**Material for this task:**
============
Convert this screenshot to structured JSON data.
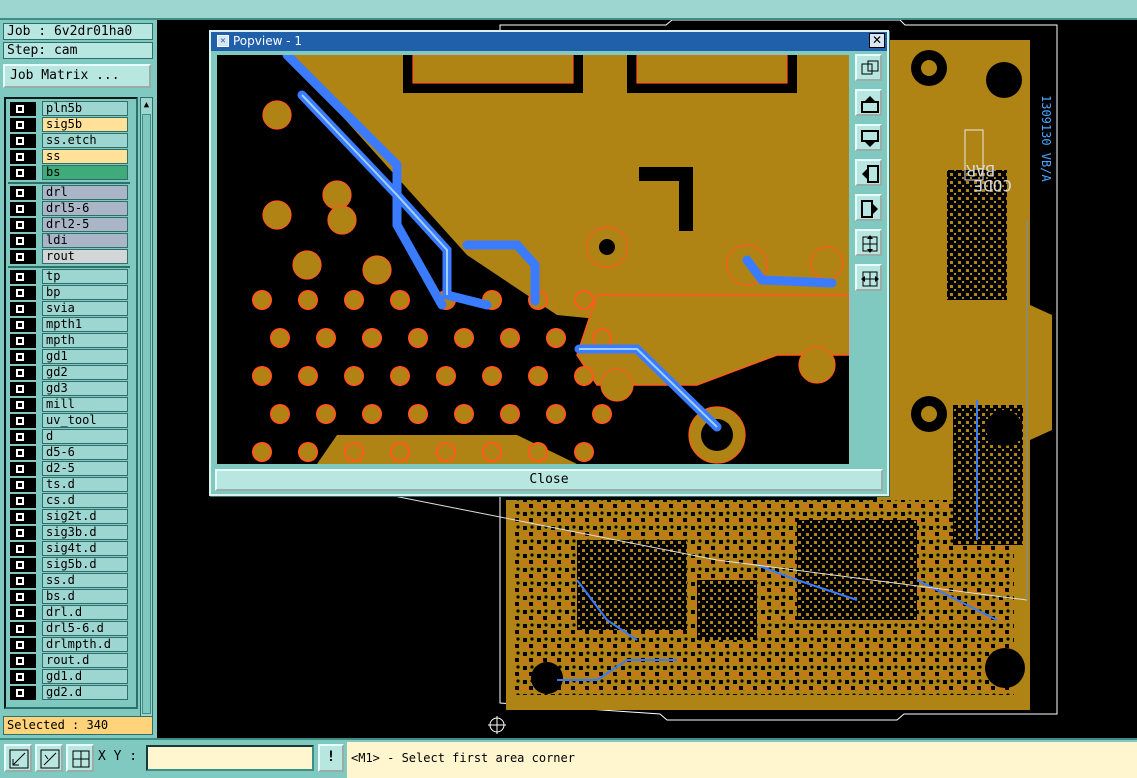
{
  "info": {
    "job_line": "Job : 6v2dr01ha0",
    "step_line": "Step: cam",
    "job_matrix_label": "Job Matrix ..."
  },
  "layers": [
    {
      "name": "pln5b",
      "style": "normal"
    },
    {
      "name": "sig5b",
      "style": "board"
    },
    {
      "name": "ss.etch",
      "style": "normal"
    },
    {
      "name": "ss",
      "style": "board",
      "active": true
    },
    {
      "name": "bs",
      "style": "bs"
    },
    {
      "name": "drl",
      "style": "drill"
    },
    {
      "name": "drl5-6",
      "style": "drill"
    },
    {
      "name": "drl2-5",
      "style": "drill"
    },
    {
      "name": "ldi",
      "style": "drill"
    },
    {
      "name": "rout",
      "style": "rout"
    },
    {
      "name": "tp",
      "style": "normal"
    },
    {
      "name": "bp",
      "style": "normal"
    },
    {
      "name": "svia",
      "style": "normal"
    },
    {
      "name": "mpth1",
      "style": "normal"
    },
    {
      "name": "mpth",
      "style": "normal"
    },
    {
      "name": "gd1",
      "style": "normal"
    },
    {
      "name": "gd2",
      "style": "normal"
    },
    {
      "name": "gd3",
      "style": "normal"
    },
    {
      "name": "mill",
      "style": "normal"
    },
    {
      "name": "uv_tool",
      "style": "normal"
    },
    {
      "name": "d",
      "style": "normal"
    },
    {
      "name": "d5-6",
      "style": "normal"
    },
    {
      "name": "d2-5",
      "style": "normal"
    },
    {
      "name": "ts.d",
      "style": "normal"
    },
    {
      "name": "cs.d",
      "style": "normal"
    },
    {
      "name": "sig2t.d",
      "style": "normal"
    },
    {
      "name": "sig3b.d",
      "style": "normal"
    },
    {
      "name": "sig4t.d",
      "style": "normal"
    },
    {
      "name": "sig5b.d",
      "style": "normal"
    },
    {
      "name": "ss.d",
      "style": "normal"
    },
    {
      "name": "bs.d",
      "style": "normal"
    },
    {
      "name": "drl.d",
      "style": "normal"
    },
    {
      "name": "drl5-6.d",
      "style": "normal"
    },
    {
      "name": "drlmpth.d",
      "style": "normal"
    },
    {
      "name": "rout.d",
      "style": "normal"
    },
    {
      "name": "gd1.d",
      "style": "normal"
    },
    {
      "name": "gd2.d",
      "style": "normal"
    }
  ],
  "selected_text": "Selected : 340",
  "popview": {
    "title": "Popview - 1",
    "close_label": "Close",
    "close_x": "✕"
  },
  "board": {
    "silk_text_1": "CODE",
    "silk_text_2": "BAR",
    "silk_text_3": "1309130 VB/A"
  },
  "bottom": {
    "xy_label": "X Y :",
    "xy_value": "",
    "warn_symbol": "!",
    "status_message": "<M1> - Select first area corner"
  },
  "colors": {
    "board": "#b08414",
    "copper_edge": "#ff5a1e",
    "trace": "#3a7bff",
    "panel": "#7fc9c0",
    "title_bar": "#205faa"
  }
}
============
**What is asked:** Leave out the pictures and return every record word for word.

**Response for this exercise:**
Convert this screenshot to structured JSON data.
{
  "info": {
    "job_line": "Job : 6v2dr01ha0",
    "step_line": "Step: cam",
    "job_matrix_label": "Job Matrix ..."
  },
  "layers": [
    {
      "name": "pln5b",
      "style": "normal"
    },
    {
      "name": "sig5b",
      "style": "board"
    },
    {
      "name": "ss.etch",
      "style": "normal"
    },
    {
      "name": "ss",
      "style": "board",
      "active": true
    },
    {
      "name": "bs",
      "style": "bs"
    },
    {
      "name": "drl",
      "style": "drill"
    },
    {
      "name": "drl5-6",
      "style": "drill"
    },
    {
      "name": "drl2-5",
      "style": "drill"
    },
    {
      "name": "ldi",
      "style": "drill"
    },
    {
      "name": "rout",
      "style": "rout"
    },
    {
      "name": "tp",
      "style": "normal"
    },
    {
      "name": "bp",
      "style": "normal"
    },
    {
      "name": "svia",
      "style": "normal"
    },
    {
      "name": "mpth1",
      "style": "normal"
    },
    {
      "name": "mpth",
      "style": "normal"
    },
    {
      "name": "gd1",
      "style": "normal"
    },
    {
      "name": "gd2",
      "style": "normal"
    },
    {
      "name": "gd3",
      "style": "normal"
    },
    {
      "name": "mill",
      "style": "normal"
    },
    {
      "name": "uv_tool",
      "style": "normal"
    },
    {
      "name": "d",
      "style": "normal"
    },
    {
      "name": "d5-6",
      "style": "normal"
    },
    {
      "name": "d2-5",
      "style": "normal"
    },
    {
      "name": "ts.d",
      "style": "normal"
    },
    {
      "name": "cs.d",
      "style": "normal"
    },
    {
      "name": "sig2t.d",
      "style": "normal"
    },
    {
      "name": "sig3b.d",
      "style": "normal"
    },
    {
      "name": "sig4t.d",
      "style": "normal"
    },
    {
      "name": "sig5b.d",
      "style": "normal"
    },
    {
      "name": "ss.d",
      "style": "normal"
    },
    {
      "name": "bs.d",
      "style": "normal"
    },
    {
      "name": "drl.d",
      "style": "normal"
    },
    {
      "name": "drl5-6.d",
      "style": "normal"
    },
    {
      "name": "drlmpth.d",
      "style": "normal"
    },
    {
      "name": "rout.d",
      "style": "normal"
    },
    {
      "name": "gd1.d",
      "style": "normal"
    },
    {
      "name": "gd2.d",
      "style": "normal"
    }
  ],
  "selected_text": "Selected : 340",
  "popview": {
    "title": "Popview - 1",
    "close_label": "Close",
    "close_x": "✕"
  },
  "board": {
    "silk_text_1": "CODE",
    "silk_text_2": "BAR",
    "silk_text_3": "1309130 VB/A"
  },
  "bottom": {
    "xy_label": "X Y :",
    "xy_value": "",
    "warn_symbol": "!",
    "status_message": "<M1> - Select first area corner"
  },
  "colors": {
    "board": "#b08414",
    "copper_edge": "#ff5a1e",
    "trace": "#3a7bff",
    "panel": "#7fc9c0",
    "title_bar": "#205faa"
  }
}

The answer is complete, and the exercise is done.